■ Exercise requirements ■
Scan the records below for the word "Teachers" and give only the number of lines that hold it.

■ Data extract ■
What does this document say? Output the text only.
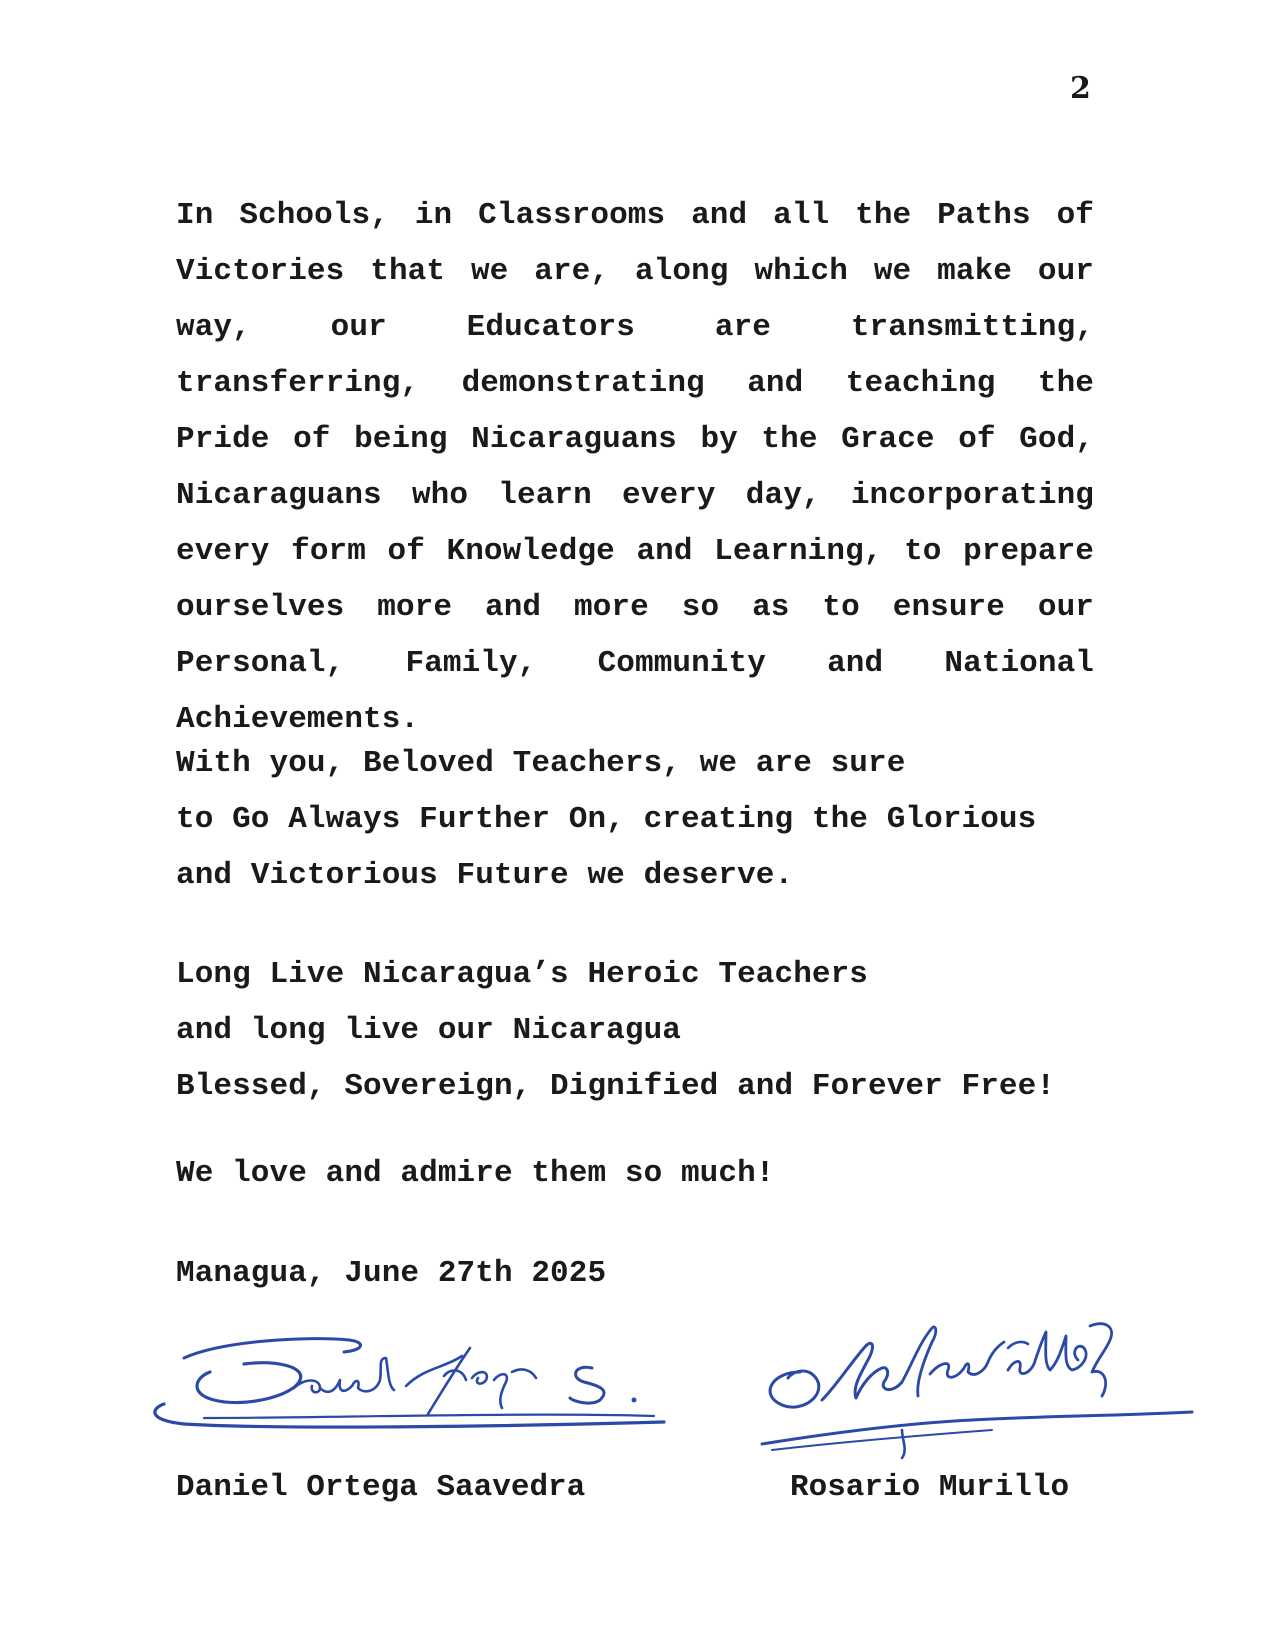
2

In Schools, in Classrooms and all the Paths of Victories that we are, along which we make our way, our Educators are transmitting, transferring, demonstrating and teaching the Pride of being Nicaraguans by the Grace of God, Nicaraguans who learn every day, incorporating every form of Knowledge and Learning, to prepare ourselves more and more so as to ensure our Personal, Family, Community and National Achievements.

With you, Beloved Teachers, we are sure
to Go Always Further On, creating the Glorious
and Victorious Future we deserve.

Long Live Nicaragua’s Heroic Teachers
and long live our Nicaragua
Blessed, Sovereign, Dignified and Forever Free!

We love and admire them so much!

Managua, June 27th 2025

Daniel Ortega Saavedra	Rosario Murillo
--
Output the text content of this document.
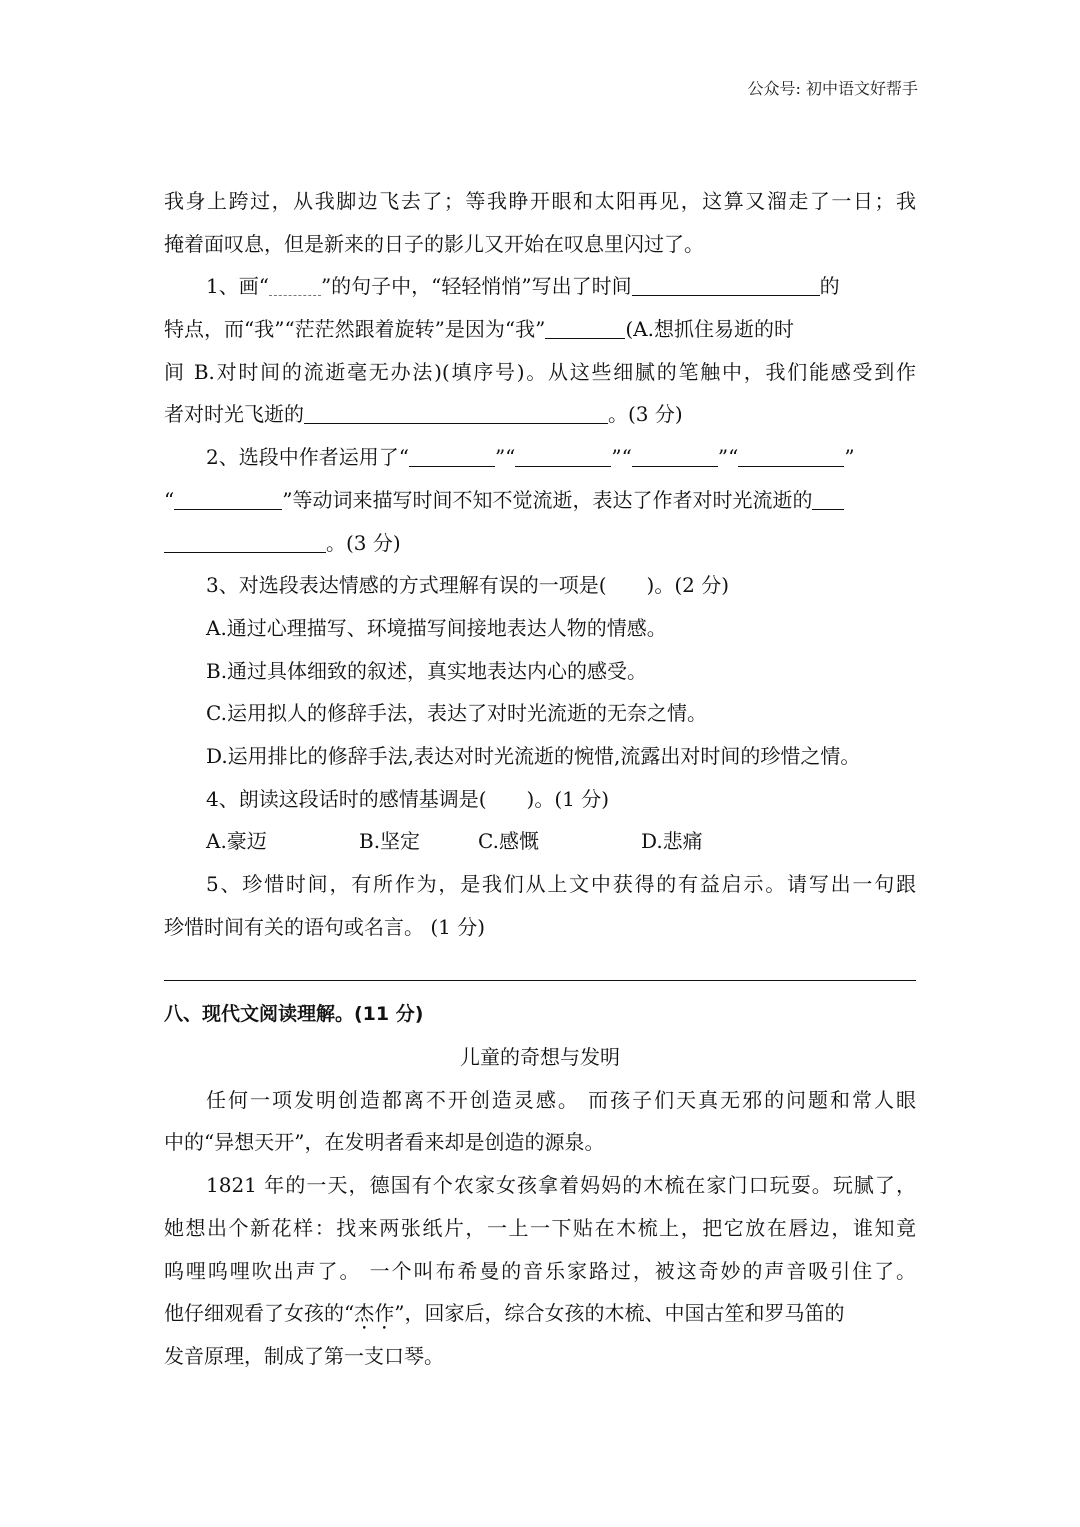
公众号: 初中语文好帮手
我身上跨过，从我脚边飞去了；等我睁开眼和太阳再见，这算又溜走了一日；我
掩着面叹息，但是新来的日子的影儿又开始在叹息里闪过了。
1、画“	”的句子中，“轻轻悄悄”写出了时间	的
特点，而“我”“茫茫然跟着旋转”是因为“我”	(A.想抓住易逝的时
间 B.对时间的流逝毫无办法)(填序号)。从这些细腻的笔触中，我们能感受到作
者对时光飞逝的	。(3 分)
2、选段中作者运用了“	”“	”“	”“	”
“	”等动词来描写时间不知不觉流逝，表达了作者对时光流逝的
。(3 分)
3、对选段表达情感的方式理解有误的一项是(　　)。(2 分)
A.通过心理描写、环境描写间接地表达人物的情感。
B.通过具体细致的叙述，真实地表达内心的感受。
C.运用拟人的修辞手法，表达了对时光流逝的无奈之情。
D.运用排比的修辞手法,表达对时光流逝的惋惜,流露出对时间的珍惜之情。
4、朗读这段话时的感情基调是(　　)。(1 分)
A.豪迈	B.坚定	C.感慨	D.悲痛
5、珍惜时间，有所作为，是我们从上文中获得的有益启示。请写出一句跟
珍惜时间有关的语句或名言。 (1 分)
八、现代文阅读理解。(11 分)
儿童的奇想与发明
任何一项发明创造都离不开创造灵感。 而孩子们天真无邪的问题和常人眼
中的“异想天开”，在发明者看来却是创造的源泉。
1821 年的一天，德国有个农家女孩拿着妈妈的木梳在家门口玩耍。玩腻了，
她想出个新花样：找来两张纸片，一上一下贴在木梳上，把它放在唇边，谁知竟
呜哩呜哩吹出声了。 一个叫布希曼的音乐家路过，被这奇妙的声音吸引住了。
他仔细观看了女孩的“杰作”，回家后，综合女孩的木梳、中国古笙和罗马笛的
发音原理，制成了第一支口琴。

■ Result ■
2